── Source records ──

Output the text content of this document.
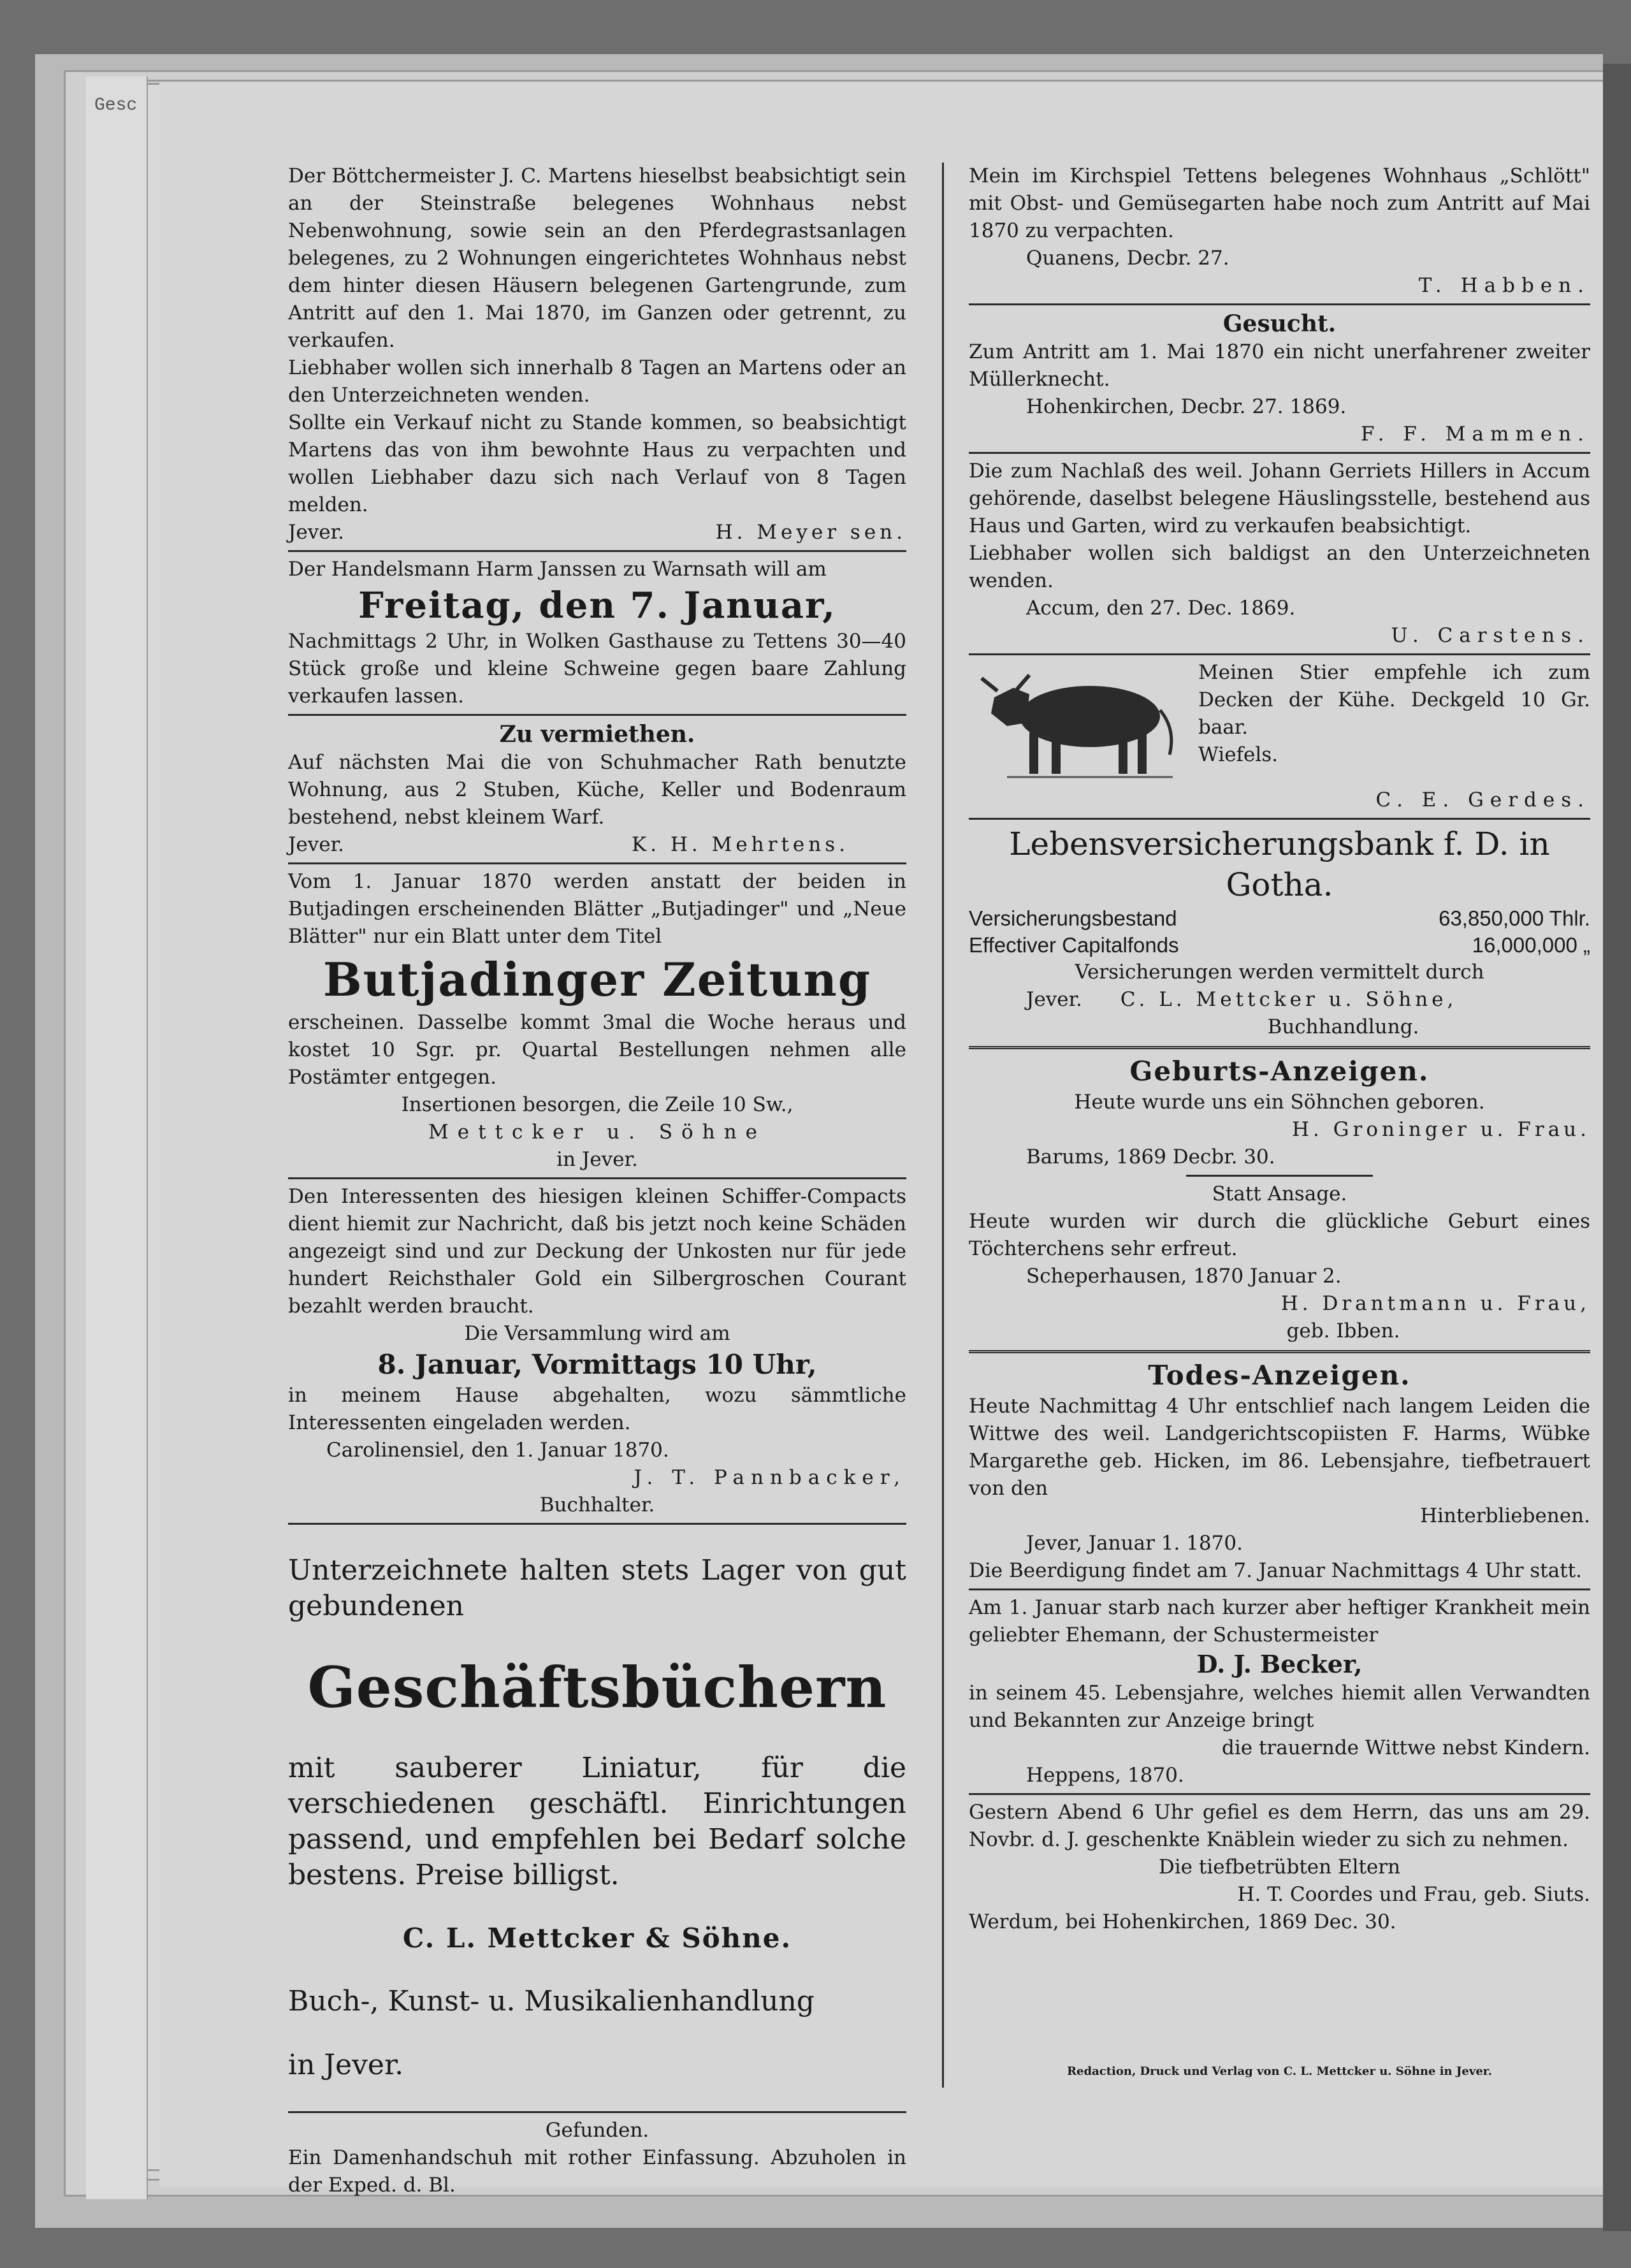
Gesc

Der Böttchermeister J. C. Martens hieselbst beabsichtigt sein an der Steinstraße belegenes Wohnhaus nebst Nebenwohnung, sowie sein an den Pferdegrastsanlagen belegenes, zu 2 Wohnungen eingerichtetes Wohnhaus nebst dem hinter diesen Häusern belegenen Gartengrunde, zum Antritt auf den 1. Mai 1870, im Ganzen oder getrennt, zu verkaufen.

Liebhaber wollen sich innerhalb 8 Tagen an Martens oder an den Unterzeichneten wenden.

Sollte ein Verkauf nicht zu Stande kommen, so beabsichtigt Martens das von ihm bewohnte Haus zu verpachten und wollen Liebhaber dazu sich nach Verlauf von 8 Tagen melden.

Jever.	H. Meyer sen.

Der Handelsmann Harm Janssen zu Warnsath will am

Freitag, den 7. Januar,

Nachmittags 2 Uhr, in Wolken Gasthause zu Tettens 30—40 Stück große und kleine Schweine gegen baare Zahlung verkaufen lassen.

Zu vermiethen.

Auf nächsten Mai die von Schuhmacher Rath benutzte Wohnung, aus 2 Stuben, Küche, Keller und Bodenraum bestehend, nebst kleinem Warf.

Jever.	K. H. Mehrtens.

Vom 1. Januar 1870 werden anstatt der beiden in Butjadingen erscheinenden Blätter „Butjadinger" und „Neue Blätter" nur ein Blatt unter dem Titel

Butjadinger Zeitung

erscheinen. Dasselbe kommt 3mal die Woche heraus und kostet 10 Sgr. pr. Quartal Bestellungen nehmen alle Postämter entgegen.

Insertionen besorgen, die Zeile 10 Sw.,

Mettcker u. Söhne

in Jever.

Den Interessenten des hiesigen kleinen Schiffer-Compacts dient hiemit zur Nachricht, daß bis jetzt noch keine Schäden angezeigt sind und zur Deckung der Unkosten nur für jede hundert Reichsthaler Gold ein Silbergroschen Courant bezahlt werden braucht.

Die Versammlung wird am

8. Januar, Vormittags 10 Uhr,

in meinem Hause abgehalten, wozu sämmtliche Interessenten eingeladen werden.

Carolinensiel, den 1. Januar 1870.

J. T. Pannbacker,

Buchhalter.

Unterzeichnete halten stets Lager von gut gebundenen

Geschäftsbüchern

mit sauberer Liniatur, für die verschiedenen geschäftl. Einrichtungen passend, und empfehlen bei Bedarf solche bestens. Preise billigst.

C. L. Mettcker & Söhne.

Buch-, Kunst- u. Musikalienhandlung

in Jever.

Gefunden.

Ein Damenhandschuh mit rother Einfassung. Abzuholen in der Exped. d. Bl.

Mein im Kirchspiel Tettens belegenes Wohnhaus „Schlött" mit Obst- und Gemüsegarten habe noch zum Antritt auf Mai 1870 zu verpachten.

Quanens, Decbr. 27.

T. Habben.

Gesucht.

Zum Antritt am 1. Mai 1870 ein nicht unerfahrener zweiter Müllerknecht.

Hohenkirchen, Decbr. 27. 1869.

F. F. Mammen.

Die zum Nachlaß des weil. Johann Gerriets Hillers in Accum gehörende, daselbst belegene Häuslingsstelle, bestehend aus Haus und Garten, wird zu verkaufen beabsichtigt.

Liebhaber wollen sich baldigst an den Unterzeichneten wenden.

Accum, den 27. Dec. 1869.

U. Carstens.

Meinen Stier empfehle ich zum Decken der Kühe. Deckgeld 10 Gr. baar.

Wiefels.

C. E. Gerdes.

Lebensversicherungsbank f. D. in Gotha.
Versicherungsbestand	63,850,000 Thlr.
Effectiver Capitalfonds	16,000,000 „

Versicherungen werden vermittelt durch

Jever. C. L. Mettcker u. Söhne,

Buchhandlung.

Geburts-Anzeigen.

Heute wurde uns ein Söhnchen geboren.

H. Groninger u. Frau.

Barums, 1869 Decbr. 30.

Statt Ansage.

Heute wurden wir durch die glückliche Geburt eines Töchterchens sehr erfreut.

Scheperhausen, 1870 Januar 2.

H. Drantmann u. Frau,

geb. Ibben.

Todes-Anzeigen.

Heute Nachmittag 4 Uhr entschlief nach langem Leiden die Wittwe des weil. Landgerichtscopiisten F. Harms, Wübke Margarethe geb. Hicken, im 86. Lebensjahre, tiefbetrauert von den

Hinterbliebenen.

Jever, Januar 1. 1870.

Die Beerdigung findet am 7. Januar Nachmittags 4 Uhr statt.

Am 1. Januar starb nach kurzer aber heftiger Krankheit mein geliebter Ehemann, der Schustermeister

D. J. Becker,

in seinem 45. Lebensjahre, welches hiemit allen Verwandten und Bekannten zur Anzeige bringt

die trauernde Wittwe nebst Kindern.

Heppens, 1870.

Gestern Abend 6 Uhr gefiel es dem Herrn, das uns am 29. Novbr. d. J. geschenkte Knäblein wieder zu sich zu nehmen.

Die tiefbetrübten Eltern

H. T. Coordes und Frau, geb. Siuts.

Werdum, bei Hohenkirchen, 1869 Dec. 30.

Redaction, Druck und Verlag von C. L. Mettcker u. Söhne in Jever.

───

Work to complete: Reproduce all the entries that precede this task, word for word, minus any pictures.

Response for this exercise:
Output the text content of this document.
Gesc

Der Böttchermeister J. C. Martens hieselbst beabsichtigt sein an der Steinstraße belegenes Wohnhaus nebst Nebenwohnung, sowie sein an den Pferdegrastsanlagen belegenes, zu 2 Wohnungen eingerichtetes Wohnhaus nebst dem hinter diesen Häusern belegenen Gartengrunde, zum Antritt auf den 1. Mai 1870, im Ganzen oder getrennt, zu verkaufen.

Liebhaber wollen sich innerhalb 8 Tagen an Martens oder an den Unterzeichneten wenden.

Sollte ein Verkauf nicht zu Stande kommen, so beabsichtigt Martens das von ihm bewohnte Haus zu verpachten und wollen Liebhaber dazu sich nach Verlauf von 8 Tagen melden.

Jever.	H. Meyer sen.

Der Handelsmann Harm Janssen zu Warnsath will am

Freitag, den 7. Januar,

Nachmittags 2 Uhr, in Wolken Gasthause zu Tettens 30—40 Stück große und kleine Schweine gegen baare Zahlung verkaufen lassen.

Zu vermiethen.

Auf nächsten Mai die von Schuhmacher Rath benutzte Wohnung, aus 2 Stuben, Küche, Keller und Bodenraum bestehend, nebst kleinem Warf.

Jever.	K. H. Mehrtens.

Vom 1. Januar 1870 werden anstatt der beiden in Butjadingen erscheinenden Blätter „Butjadinger" und „Neue Blätter" nur ein Blatt unter dem Titel

Butjadinger Zeitung

erscheinen. Dasselbe kommt 3mal die Woche heraus und kostet 10 Sgr. pr. Quartal Bestellungen nehmen alle Postämter entgegen.

Insertionen besorgen, die Zeile 10 Sw.,

Mettcker u. Söhne

in Jever.

Den Interessenten des hiesigen kleinen Schiffer-Compacts dient hiemit zur Nachricht, daß bis jetzt noch keine Schäden angezeigt sind und zur Deckung der Unkosten nur für jede hundert Reichsthaler Gold ein Silbergroschen Courant bezahlt werden braucht.

Die Versammlung wird am

8. Januar, Vormittags 10 Uhr,

in meinem Hause abgehalten, wozu sämmtliche Interessenten eingeladen werden.

Carolinensiel, den 1. Januar 1870.

J. T. Pannbacker,

Buchhalter.

Unterzeichnete halten stets Lager von gut gebundenen

Geschäftsbüchern

mit sauberer Liniatur, für die verschiedenen geschäftl. Einrichtungen passend, und empfehlen bei Bedarf solche bestens. Preise billigst.

C. L. Mettcker & Söhne.

Buch-, Kunst- u. Musikalienhandlung

in Jever.

Gefunden.

Ein Damenhandschuh mit rother Einfassung. Abzuholen in der Exped. d. Bl.

Mein im Kirchspiel Tettens belegenes Wohnhaus „Schlött" mit Obst- und Gemüsegarten habe noch zum Antritt auf Mai 1870 zu verpachten.

Quanens, Decbr. 27.

T. Habben.

Gesucht.

Zum Antritt am 1. Mai 1870 ein nicht unerfahrener zweiter Müllerknecht.

Hohenkirchen, Decbr. 27. 1869.

F. F. Mammen.

Die zum Nachlaß des weil. Johann Gerriets Hillers in Accum gehörende, daselbst belegene Häuslingsstelle, bestehend aus Haus und Garten, wird zu verkaufen beabsichtigt.

Liebhaber wollen sich baldigst an den Unterzeichneten wenden.

Accum, den 27. Dec. 1869.

U. Carstens.

Meinen Stier empfehle ich zum Decken der Kühe. Deckgeld 10 Gr. baar.

Wiefels.

C. E. Gerdes.

Lebensversicherungsbank f. D. in Gotha.
Versicherungsbestand	63,850,000 Thlr.
Effectiver Capitalfonds	16,000,000 „

Versicherungen werden vermittelt durch

Jever. C. L. Mettcker u. Söhne,

Buchhandlung.

Geburts-Anzeigen.

Heute wurde uns ein Söhnchen geboren.

H. Groninger u. Frau.

Barums, 1869 Decbr. 30.

Statt Ansage.

Heute wurden wir durch die glückliche Geburt eines Töchterchens sehr erfreut.

Scheperhausen, 1870 Januar 2.

H. Drantmann u. Frau,

geb. Ibben.

Todes-Anzeigen.

Heute Nachmittag 4 Uhr entschlief nach langem Leiden die Wittwe des weil. Landgerichtscopiisten F. Harms, Wübke Margarethe geb. Hicken, im 86. Lebensjahre, tiefbetrauert von den

Hinterbliebenen.

Jever, Januar 1. 1870.

Die Beerdigung findet am 7. Januar Nachmittags 4 Uhr statt.

Am 1. Januar starb nach kurzer aber heftiger Krankheit mein geliebter Ehemann, der Schustermeister

D. J. Becker,

in seinem 45. Lebensjahre, welches hiemit allen Verwandten und Bekannten zur Anzeige bringt

die trauernde Wittwe nebst Kindern.

Heppens, 1870.

Gestern Abend 6 Uhr gefiel es dem Herrn, das uns am 29. Novbr. d. J. geschenkte Knäblein wieder zu sich zu nehmen.

Die tiefbetrübten Eltern

H. T. Coordes und Frau, geb. Siuts.

Werdum, bei Hohenkirchen, 1869 Dec. 30.

Redaction, Druck und Verlag von C. L. Mettcker u. Söhne in Jever.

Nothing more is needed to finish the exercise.